[GIVEN PROBLEM]:
Each line from the line holding "Transcribe the text in this document." through the last line should be written out exactly, with nothing else and no images.

Extracted data entries

━━━━━━━━

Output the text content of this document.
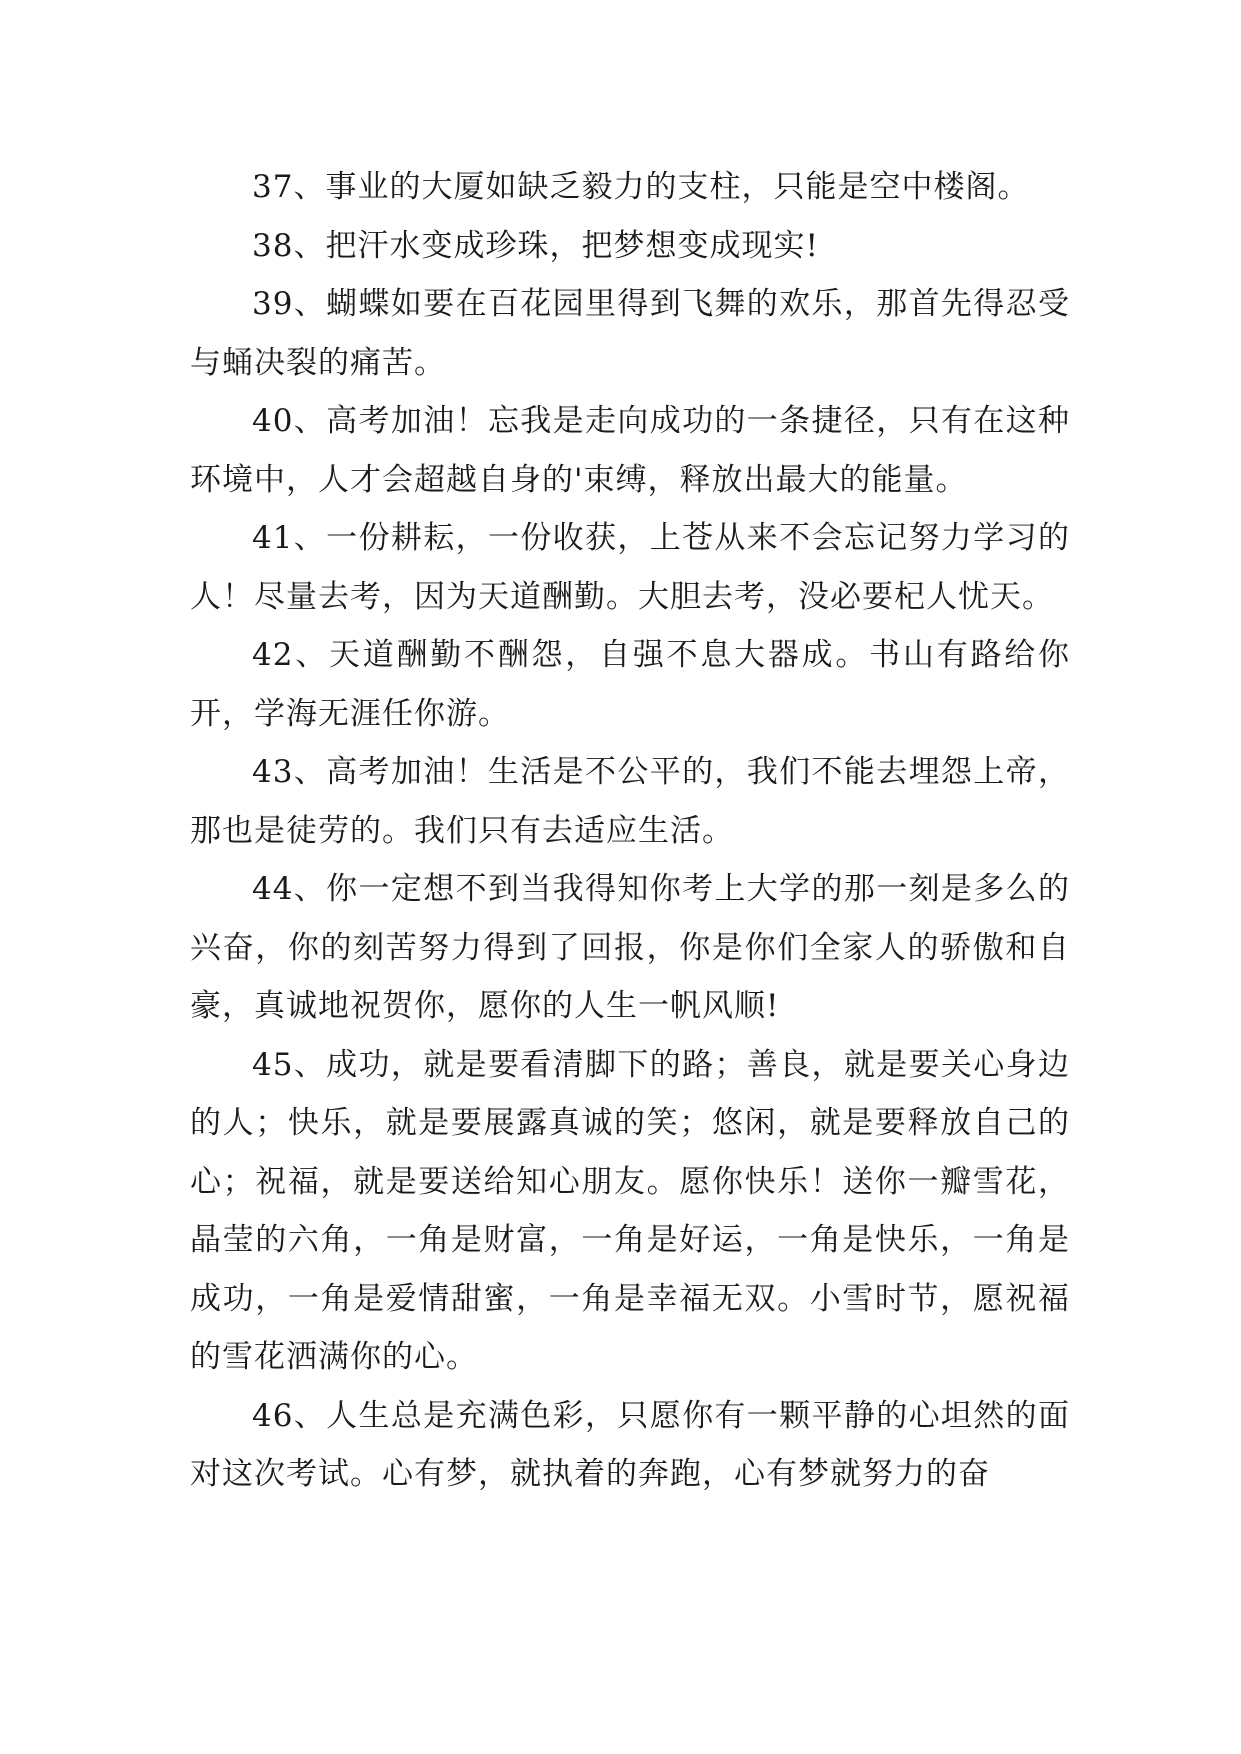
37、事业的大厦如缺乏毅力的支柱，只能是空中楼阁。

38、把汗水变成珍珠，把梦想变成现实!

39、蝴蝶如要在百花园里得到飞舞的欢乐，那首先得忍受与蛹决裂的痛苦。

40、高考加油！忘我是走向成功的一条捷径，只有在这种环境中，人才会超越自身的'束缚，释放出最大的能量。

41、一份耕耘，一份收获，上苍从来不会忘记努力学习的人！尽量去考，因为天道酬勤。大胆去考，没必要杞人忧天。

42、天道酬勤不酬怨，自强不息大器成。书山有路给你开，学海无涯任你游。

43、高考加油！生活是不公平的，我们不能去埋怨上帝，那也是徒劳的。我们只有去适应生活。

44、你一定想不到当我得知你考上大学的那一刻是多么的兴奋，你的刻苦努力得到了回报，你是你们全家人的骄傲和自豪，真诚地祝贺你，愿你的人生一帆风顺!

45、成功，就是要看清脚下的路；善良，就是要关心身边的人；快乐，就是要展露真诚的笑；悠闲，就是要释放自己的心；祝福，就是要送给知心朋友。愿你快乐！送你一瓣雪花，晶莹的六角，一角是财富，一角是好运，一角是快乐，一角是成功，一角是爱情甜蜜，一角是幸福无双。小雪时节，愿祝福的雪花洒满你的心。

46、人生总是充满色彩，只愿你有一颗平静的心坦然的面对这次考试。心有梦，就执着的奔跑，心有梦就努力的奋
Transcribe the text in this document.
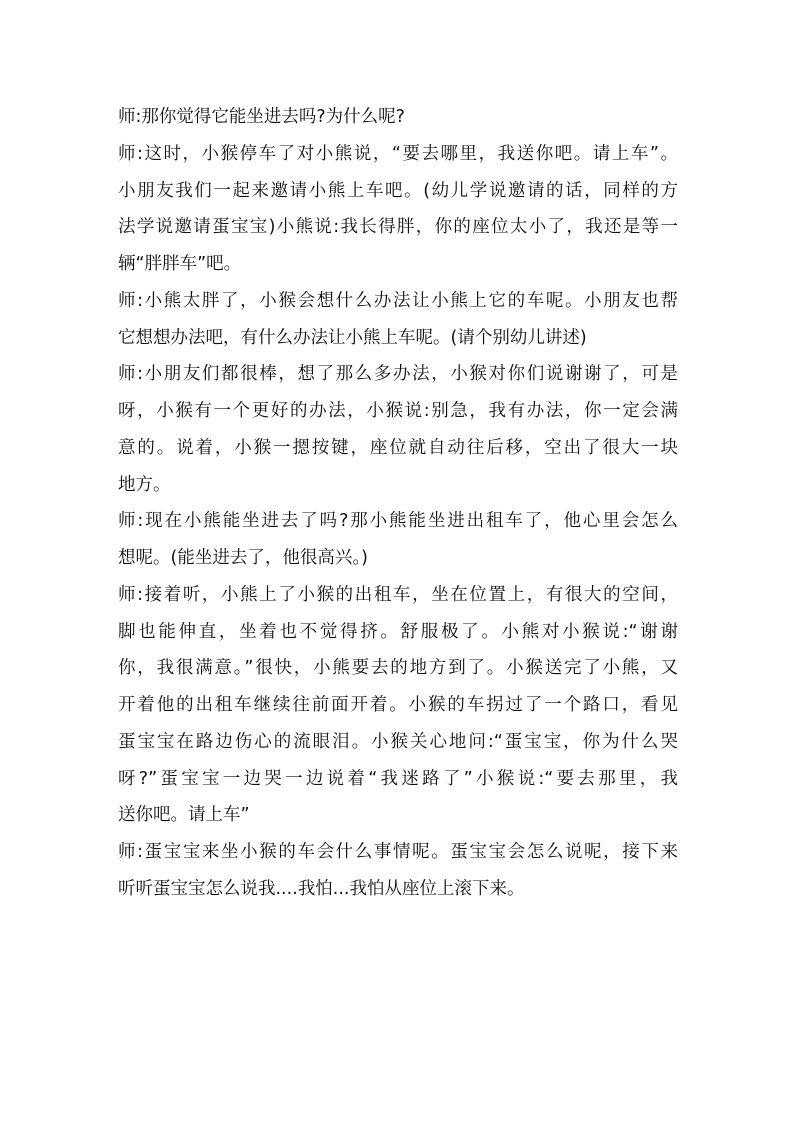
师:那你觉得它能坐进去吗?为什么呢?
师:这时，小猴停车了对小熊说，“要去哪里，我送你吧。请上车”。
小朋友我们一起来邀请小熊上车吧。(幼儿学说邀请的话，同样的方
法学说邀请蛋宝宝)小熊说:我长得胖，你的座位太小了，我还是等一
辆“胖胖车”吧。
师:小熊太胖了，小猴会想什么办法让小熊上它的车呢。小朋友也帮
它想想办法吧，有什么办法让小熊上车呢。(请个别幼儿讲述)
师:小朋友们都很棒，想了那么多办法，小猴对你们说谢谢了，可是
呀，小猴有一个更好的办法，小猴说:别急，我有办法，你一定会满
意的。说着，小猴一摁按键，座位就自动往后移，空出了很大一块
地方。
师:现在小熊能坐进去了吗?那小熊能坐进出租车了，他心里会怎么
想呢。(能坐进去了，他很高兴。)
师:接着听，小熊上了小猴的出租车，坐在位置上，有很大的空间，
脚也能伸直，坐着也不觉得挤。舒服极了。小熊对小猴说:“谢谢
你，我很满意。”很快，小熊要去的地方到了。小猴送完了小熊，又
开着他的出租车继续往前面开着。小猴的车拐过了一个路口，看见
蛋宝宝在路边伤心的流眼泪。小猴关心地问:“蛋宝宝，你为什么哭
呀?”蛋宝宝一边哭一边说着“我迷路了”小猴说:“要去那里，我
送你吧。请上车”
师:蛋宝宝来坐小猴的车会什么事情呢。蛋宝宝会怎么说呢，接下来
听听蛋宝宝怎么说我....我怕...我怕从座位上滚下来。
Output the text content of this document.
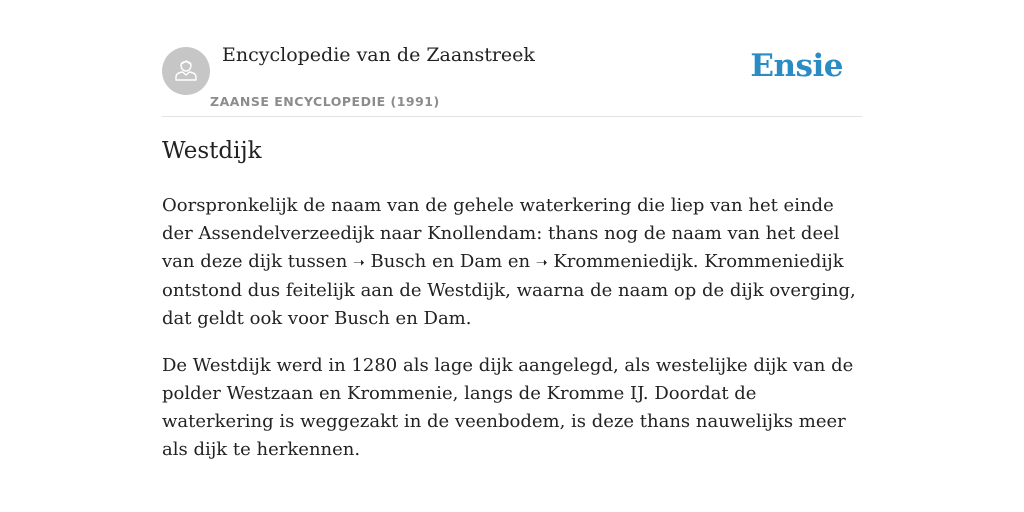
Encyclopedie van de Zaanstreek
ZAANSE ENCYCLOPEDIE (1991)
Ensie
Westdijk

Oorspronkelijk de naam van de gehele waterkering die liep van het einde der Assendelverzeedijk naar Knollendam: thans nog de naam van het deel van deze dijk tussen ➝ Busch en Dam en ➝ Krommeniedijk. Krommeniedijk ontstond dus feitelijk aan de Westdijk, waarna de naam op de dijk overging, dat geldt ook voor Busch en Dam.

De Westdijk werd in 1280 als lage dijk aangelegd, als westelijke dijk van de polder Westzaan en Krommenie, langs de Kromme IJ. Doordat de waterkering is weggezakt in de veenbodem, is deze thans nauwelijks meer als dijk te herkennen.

━━━━━━━━

[COMPLETE RESPONSE]:
Transcribe the text in this document.
师:那你觉得它能坐进去吗?为什么呢?
师:这时，小猴停车了对小熊说，“要去哪里，我送你吧。请上车”。
小朋友我们一起来邀请小熊上车吧。(幼儿学说邀请的话，同样的方
法学说邀请蛋宝宝)小熊说:我长得胖，你的座位太小了，我还是等一
辆“胖胖车”吧。
师:小熊太胖了，小猴会想什么办法让小熊上它的车呢。小朋友也帮
它想想办法吧，有什么办法让小熊上车呢。(请个别幼儿讲述)
师:小朋友们都很棒，想了那么多办法，小猴对你们说谢谢了，可是
呀，小猴有一个更好的办法，小猴说:别急，我有办法，你一定会满
意的。说着，小猴一摁按键，座位就自动往后移，空出了很大一块
地方。
师:现在小熊能坐进去了吗?那小熊能坐进出租车了，他心里会怎么
想呢。(能坐进去了，他很高兴。)
师:接着听，小熊上了小猴的出租车，坐在位置上，有很大的空间，
脚也能伸直，坐着也不觉得挤。舒服极了。小熊对小猴说:“谢谢
你，我很满意。”很快，小熊要去的地方到了。小猴送完了小熊，又
开着他的出租车继续往前面开着。小猴的车拐过了一个路口，看见
蛋宝宝在路边伤心的流眼泪。小猴关心地问:“蛋宝宝，你为什么哭
呀?”蛋宝宝一边哭一边说着“我迷路了”小猴说:“要去那里，我
送你吧。请上车”
师:蛋宝宝来坐小猴的车会什么事情呢。蛋宝宝会怎么说呢，接下来
听听蛋宝宝怎么说我....我怕...我怕从座位上滚下来。
Output the text content of this document.
Encyclopedie van de Zaanstreek
ZAANSE ENCYCLOPEDIE (1991)
Ensie
Westdijk

Oorspronkelijk de naam van de gehele waterkering die liep van het einde der Assendelverzeedijk naar Knollendam: thans nog de naam van het deel van deze dijk tussen ➝ Busch en Dam en ➝ Krommeniedijk. Krommeniedijk ontstond dus feitelijk aan de Westdijk, waarna de naam op de dijk overging, dat geldt ook voor Busch en Dam.

De Westdijk werd in 1280 als lage dijk aangelegd, als westelijke dijk van de polder Westzaan en Krommenie, langs de Kromme IJ. Doordat de waterkering is weggezakt in de veenbodem, is deze thans nauwelijks meer als dijk te herkennen.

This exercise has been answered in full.